• [Data provided]:
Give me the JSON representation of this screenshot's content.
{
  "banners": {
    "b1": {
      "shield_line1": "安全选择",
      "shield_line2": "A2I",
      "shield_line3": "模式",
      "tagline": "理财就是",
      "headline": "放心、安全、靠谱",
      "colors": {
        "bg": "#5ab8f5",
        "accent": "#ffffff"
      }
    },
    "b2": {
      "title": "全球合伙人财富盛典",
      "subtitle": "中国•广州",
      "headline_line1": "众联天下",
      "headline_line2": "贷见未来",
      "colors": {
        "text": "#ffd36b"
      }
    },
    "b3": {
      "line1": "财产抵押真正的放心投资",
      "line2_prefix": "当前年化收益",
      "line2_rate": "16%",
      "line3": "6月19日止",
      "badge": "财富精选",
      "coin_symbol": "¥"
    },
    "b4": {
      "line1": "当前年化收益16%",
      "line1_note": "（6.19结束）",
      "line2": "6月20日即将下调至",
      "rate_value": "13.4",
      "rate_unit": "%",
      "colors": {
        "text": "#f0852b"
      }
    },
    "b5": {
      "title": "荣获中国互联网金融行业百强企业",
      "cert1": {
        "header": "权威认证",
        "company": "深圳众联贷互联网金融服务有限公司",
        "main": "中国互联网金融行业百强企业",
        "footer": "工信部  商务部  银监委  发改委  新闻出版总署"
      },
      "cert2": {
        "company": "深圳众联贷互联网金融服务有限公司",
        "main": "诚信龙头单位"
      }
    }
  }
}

• [Requirement]: Set down all of the records shown above once more, exactly.

• [Exercise answer]:
Give me the JSON representation of this screenshot's content.
{
  "banners": {
    "b1": {
      "shield_line1": "安全选择",
      "shield_line2": "A2I",
      "shield_line3": "模式",
      "tagline": "理财就是",
      "headline": "放心、安全、靠谱",
      "colors": {
        "bg": "#5ab8f5",
        "accent": "#ffffff"
      }
    },
    "b2": {
      "title": "全球合伙人财富盛典",
      "subtitle": "中国•广州",
      "headline_line1": "众联天下",
      "headline_line2": "贷见未来",
      "colors": {
        "text": "#ffd36b"
      }
    },
    "b3": {
      "line1": "财产抵押真正的放心投资",
      "line2_prefix": "当前年化收益",
      "line2_rate": "16%",
      "line3": "6月19日止",
      "badge": "财富精选",
      "coin_symbol": "¥"
    },
    "b4": {
      "line1": "当前年化收益16%",
      "line1_note": "（6.19结束）",
      "line2": "6月20日即将下调至",
      "rate_value": "13.4",
      "rate_unit": "%",
      "colors": {
        "text": "#f0852b"
      }
    },
    "b5": {
      "title": "荣获中国互联网金融行业百强企业",
      "cert1": {
        "header": "权威认证",
        "company": "深圳众联贷互联网金融服务有限公司",
        "main": "中国互联网金融行业百强企业",
        "footer": "工信部  商务部  银监委  发改委  新闻出版总署"
      },
      "cert2": {
        "company": "深圳众联贷互联网金融服务有限公司",
        "main": "诚信龙头单位"
      }
    }
  }
}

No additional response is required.